- Required work: From the records below, extract all the text exactly and leave the images behind.

- Available data:

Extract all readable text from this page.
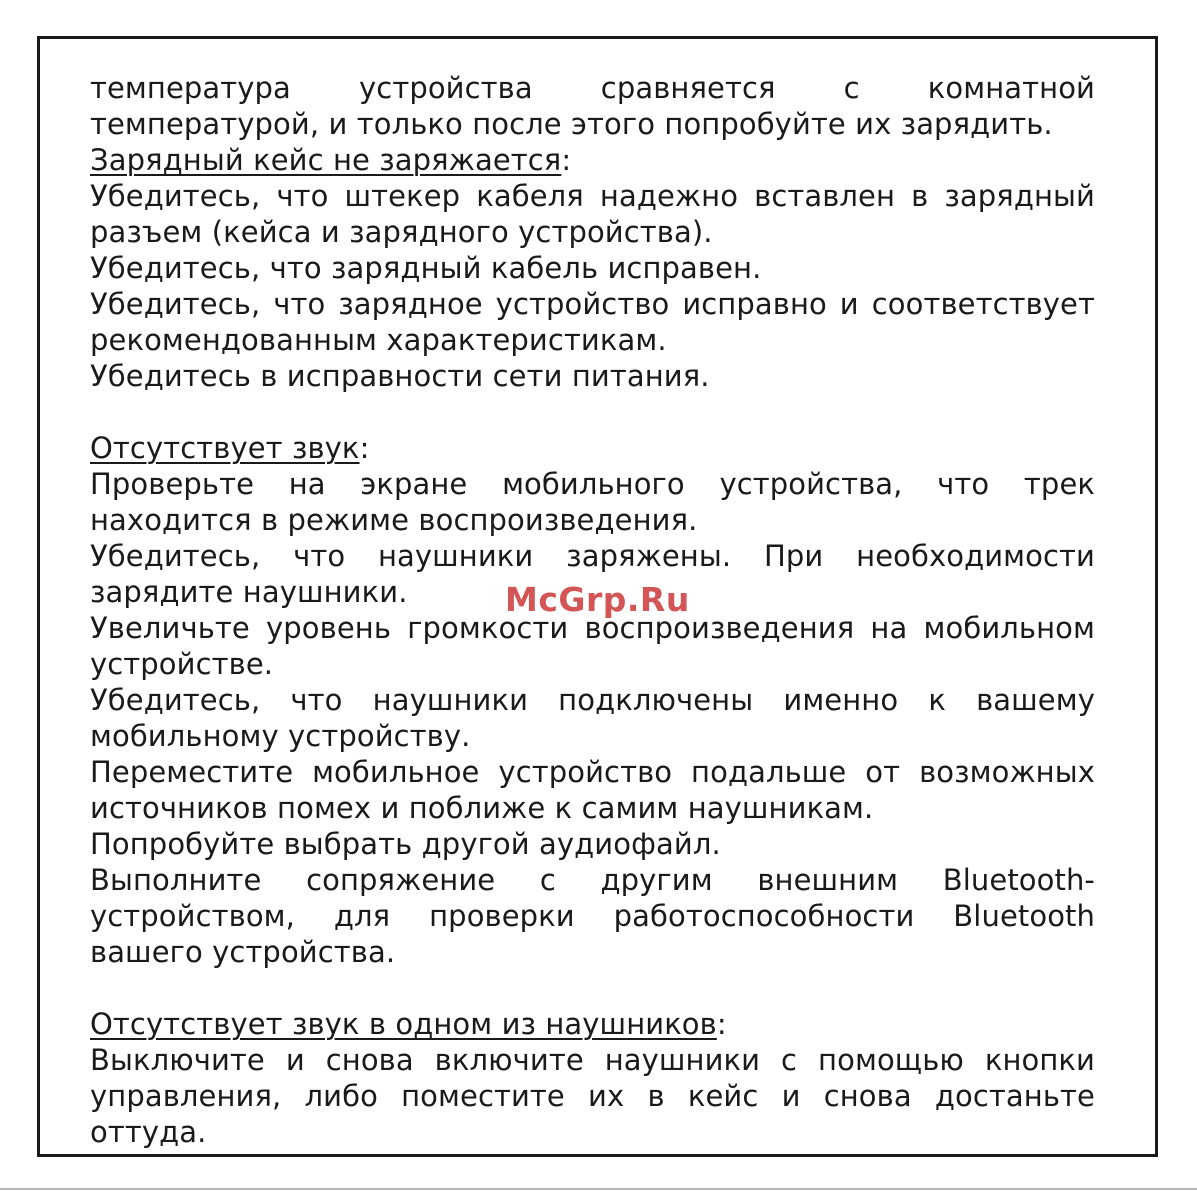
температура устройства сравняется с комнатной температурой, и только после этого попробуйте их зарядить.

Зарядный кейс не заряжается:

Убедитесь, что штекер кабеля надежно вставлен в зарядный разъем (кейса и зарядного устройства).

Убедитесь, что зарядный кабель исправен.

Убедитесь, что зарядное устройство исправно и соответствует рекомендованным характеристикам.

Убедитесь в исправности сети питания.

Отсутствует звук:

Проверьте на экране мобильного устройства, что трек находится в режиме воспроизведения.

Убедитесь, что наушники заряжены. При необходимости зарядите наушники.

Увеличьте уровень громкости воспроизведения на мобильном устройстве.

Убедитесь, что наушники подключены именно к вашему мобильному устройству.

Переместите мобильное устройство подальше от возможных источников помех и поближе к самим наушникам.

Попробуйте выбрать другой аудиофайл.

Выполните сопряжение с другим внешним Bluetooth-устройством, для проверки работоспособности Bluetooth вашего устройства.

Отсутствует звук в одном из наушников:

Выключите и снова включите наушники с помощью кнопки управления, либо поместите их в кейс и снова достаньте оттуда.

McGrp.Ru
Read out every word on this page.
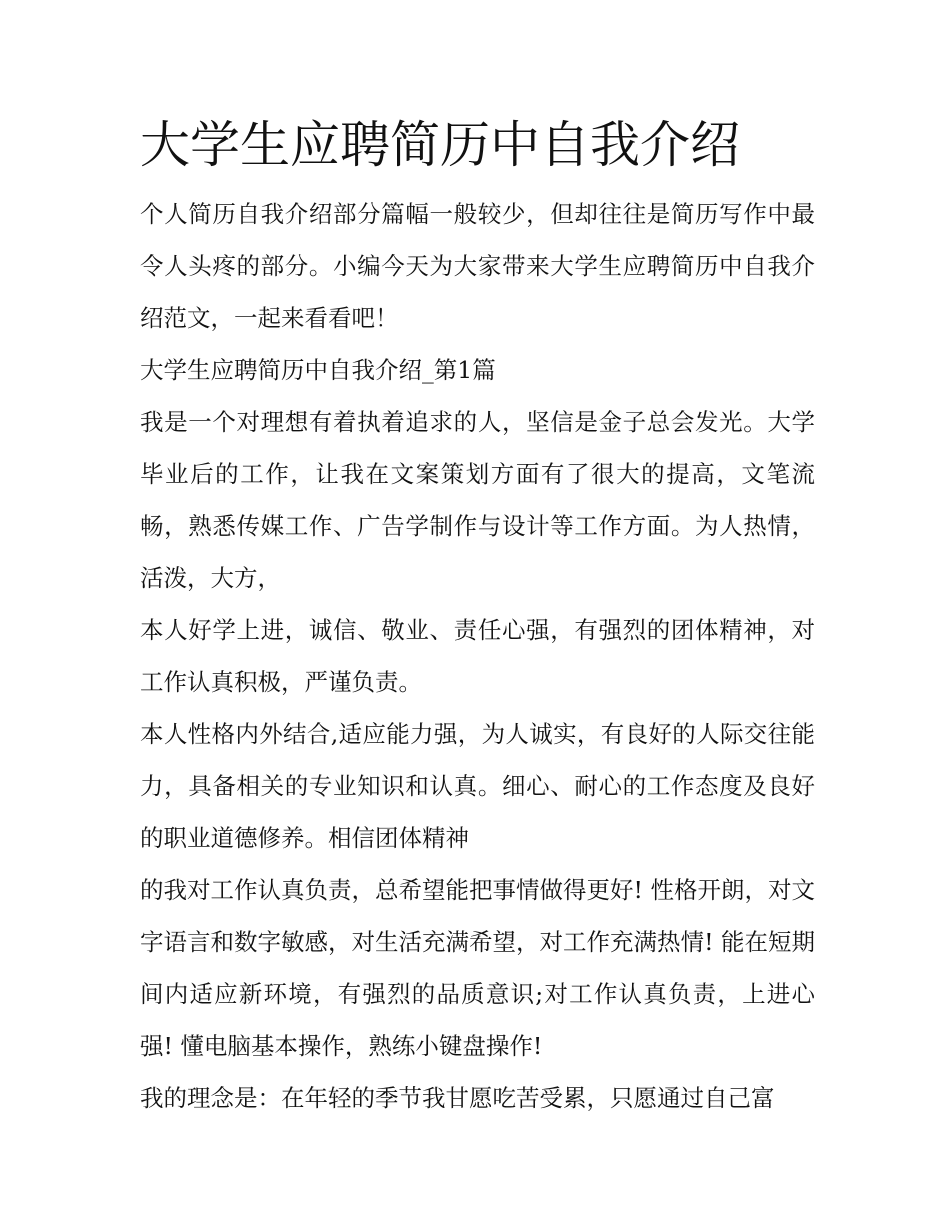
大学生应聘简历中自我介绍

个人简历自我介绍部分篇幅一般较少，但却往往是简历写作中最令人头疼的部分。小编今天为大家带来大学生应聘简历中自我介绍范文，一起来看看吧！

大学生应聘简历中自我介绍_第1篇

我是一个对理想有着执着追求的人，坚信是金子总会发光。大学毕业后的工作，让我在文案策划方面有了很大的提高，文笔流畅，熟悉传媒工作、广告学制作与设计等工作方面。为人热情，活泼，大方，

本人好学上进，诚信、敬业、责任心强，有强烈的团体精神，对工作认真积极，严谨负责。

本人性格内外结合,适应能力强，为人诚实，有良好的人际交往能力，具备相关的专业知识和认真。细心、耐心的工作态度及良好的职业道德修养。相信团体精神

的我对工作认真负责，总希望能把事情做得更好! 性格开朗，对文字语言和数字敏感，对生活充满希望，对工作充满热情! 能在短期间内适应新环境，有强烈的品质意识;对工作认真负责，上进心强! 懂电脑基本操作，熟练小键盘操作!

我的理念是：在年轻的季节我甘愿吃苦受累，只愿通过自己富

- Answer:
Extract all readable text from this page.
температура устройства сравняется с комнатной температурой, и только после этого попробуйте их зарядить.

Зарядный кейс не заряжается:

Убедитесь, что штекер кабеля надежно вставлен в зарядный разъем (кейса и зарядного устройства).

Убедитесь, что зарядный кабель исправен.

Убедитесь, что зарядное устройство исправно и соответствует рекомендованным характеристикам.

Убедитесь в исправности сети питания.

Отсутствует звук:

Проверьте на экране мобильного устройства, что трек находится в режиме воспроизведения.

Убедитесь, что наушники заряжены. При необходимости зарядите наушники.

Увеличьте уровень громкости воспроизведения на мобильном устройстве.

Убедитесь, что наушники подключены именно к вашему мобильному устройству.

Переместите мобильное устройство подальше от возможных источников помех и поближе к самим наушникам.

Попробуйте выбрать другой аудиофайл.

Выполните сопряжение с другим внешним Bluetooth-устройством, для проверки работоспособности Bluetooth вашего устройства.

Отсутствует звук в одном из наушников:

Выключите и снова включите наушники с помощью кнопки управления, либо поместите их в кейс и снова достаньте оттуда.

McGrp.Ru
Read out every word on this page.
大学生应聘简历中自我介绍

个人简历自我介绍部分篇幅一般较少，但却往往是简历写作中最令人头疼的部分。小编今天为大家带来大学生应聘简历中自我介绍范文，一起来看看吧！

大学生应聘简历中自我介绍_第1篇

我是一个对理想有着执着追求的人，坚信是金子总会发光。大学毕业后的工作，让我在文案策划方面有了很大的提高，文笔流畅，熟悉传媒工作、广告学制作与设计等工作方面。为人热情，活泼，大方，

本人好学上进，诚信、敬业、责任心强，有强烈的团体精神，对工作认真积极，严谨负责。

本人性格内外结合,适应能力强，为人诚实，有良好的人际交往能力，具备相关的专业知识和认真。细心、耐心的工作态度及良好的职业道德修养。相信团体精神

的我对工作认真负责，总希望能把事情做得更好! 性格开朗，对文字语言和数字敏感，对生活充满希望，对工作充满热情! 能在短期间内适应新环境，有强烈的品质意识;对工作认真负责，上进心强! 懂电脑基本操作，熟练小键盘操作!

我的理念是：在年轻的季节我甘愿吃苦受累，只愿通过自己富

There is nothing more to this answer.